### READING PASSAGE
↓↓↓
Shonisaurus popularis

Shastasaurids as typically defined have elongate bodies, with over 55 presacral vertebrae. They were the largest ichthyosaurs, with even some of the smaller species like Guanlingsaurus measuring over 8 m in length. One of the largest specimens was discovered in England in May 2016, when researcher and fossil collector Paul de la Salle discovered a partial jawbone measuring 96 cm long which was catalogued as BRSMG Cg2488, also referred to as the Lilstock specimen. In 2018, Dean Lomax, de la Salle, Judy Massare, and Ramues Gallois identified the Lilstock specimen as a shastasaurid. While its incompleteness made the size of the animal difficult to suggest, it clearly was very large. Using Shonisaurus sikanniensis as a model, the researchers estimated the ichthyosaur to have been 26 m long, nearly the size of a blue whale. Scaling based on Besanosaurus, however, found a shorter length estimate of 22 m. In 2024, the Lilstock specimen was referred to the newly described species Ichthyotitan, with a length estimate of up to 25 m.
↑↑↑
### TASKS TO COMPLETE
1. In the ichthyosaur passage, how long is the partial jawbone that Paul de la Salle discovered in May 2016?
2. Please pick up the ichthyosaur passage after its last sentence and extend it.

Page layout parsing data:
↓↓↓
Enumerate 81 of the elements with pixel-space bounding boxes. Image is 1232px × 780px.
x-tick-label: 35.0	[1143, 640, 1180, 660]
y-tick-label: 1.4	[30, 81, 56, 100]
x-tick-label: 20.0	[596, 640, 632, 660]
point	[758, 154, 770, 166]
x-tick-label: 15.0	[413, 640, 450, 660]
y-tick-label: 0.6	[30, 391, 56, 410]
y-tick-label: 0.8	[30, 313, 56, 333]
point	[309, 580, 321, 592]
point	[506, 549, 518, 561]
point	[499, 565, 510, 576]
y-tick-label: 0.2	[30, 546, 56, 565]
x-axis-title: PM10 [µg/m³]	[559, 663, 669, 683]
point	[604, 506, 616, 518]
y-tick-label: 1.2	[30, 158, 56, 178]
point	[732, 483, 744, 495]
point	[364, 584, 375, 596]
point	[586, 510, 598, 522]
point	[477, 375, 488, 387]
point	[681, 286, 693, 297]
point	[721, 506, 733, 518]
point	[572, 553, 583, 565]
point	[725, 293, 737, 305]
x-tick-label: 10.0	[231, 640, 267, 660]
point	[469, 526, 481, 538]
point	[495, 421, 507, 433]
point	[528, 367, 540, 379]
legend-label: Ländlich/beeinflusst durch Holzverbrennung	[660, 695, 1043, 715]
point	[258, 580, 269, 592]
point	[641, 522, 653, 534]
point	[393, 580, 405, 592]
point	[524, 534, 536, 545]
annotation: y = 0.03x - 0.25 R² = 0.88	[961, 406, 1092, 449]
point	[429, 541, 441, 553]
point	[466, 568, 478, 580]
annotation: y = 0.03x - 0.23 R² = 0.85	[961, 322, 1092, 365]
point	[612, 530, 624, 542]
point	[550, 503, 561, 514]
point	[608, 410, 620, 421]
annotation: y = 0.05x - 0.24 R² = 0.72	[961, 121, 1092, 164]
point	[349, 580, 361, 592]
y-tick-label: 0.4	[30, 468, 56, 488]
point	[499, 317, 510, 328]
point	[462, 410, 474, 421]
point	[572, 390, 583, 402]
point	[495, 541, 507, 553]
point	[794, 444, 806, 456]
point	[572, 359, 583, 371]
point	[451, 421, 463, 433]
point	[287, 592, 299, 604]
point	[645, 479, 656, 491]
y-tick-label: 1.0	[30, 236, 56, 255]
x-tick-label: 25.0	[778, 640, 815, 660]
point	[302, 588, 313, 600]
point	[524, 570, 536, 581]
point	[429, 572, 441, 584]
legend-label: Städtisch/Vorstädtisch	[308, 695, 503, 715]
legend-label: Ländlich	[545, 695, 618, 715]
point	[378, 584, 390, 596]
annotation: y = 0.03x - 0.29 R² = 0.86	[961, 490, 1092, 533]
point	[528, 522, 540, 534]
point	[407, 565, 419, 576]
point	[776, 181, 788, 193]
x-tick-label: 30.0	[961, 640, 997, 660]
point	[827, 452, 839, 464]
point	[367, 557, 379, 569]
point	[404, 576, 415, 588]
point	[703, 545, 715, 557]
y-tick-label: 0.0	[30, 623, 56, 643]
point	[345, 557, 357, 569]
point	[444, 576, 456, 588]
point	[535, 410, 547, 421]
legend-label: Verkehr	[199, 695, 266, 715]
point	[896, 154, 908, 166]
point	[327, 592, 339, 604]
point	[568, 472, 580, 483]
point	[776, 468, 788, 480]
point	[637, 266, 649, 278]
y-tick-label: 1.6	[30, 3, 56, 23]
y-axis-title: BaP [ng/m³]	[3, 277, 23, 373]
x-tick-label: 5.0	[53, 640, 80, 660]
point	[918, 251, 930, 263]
↑↑↑
### RESULTS FOR EACH TASK
1. 96 cm

2.
==Feeding habits==
Unlike other Triassic ichthyosaurs, which fed almost exclusively on cephalopods, shastasaurians fed on a variety of prey. Evidence for this prey diversity includes gut contents from Guizhouichthyosarus tangae, Shonisaurus popularis, and an unnamed specimen from the Brooks Range of Alaska.

Although older studies have suggested that shastasaurids were suction-feeders, current research indicates that the jaws of shastasaurid ichthyosaurs do not fit the suction-feeding profile, since their short and narrow hyoid bones are unsuitable to withstand impact forces for such kind of feeding, and since some species like Shonisaurus had robust sectorial teeth with gut contents of mollusk shells and vertebrates.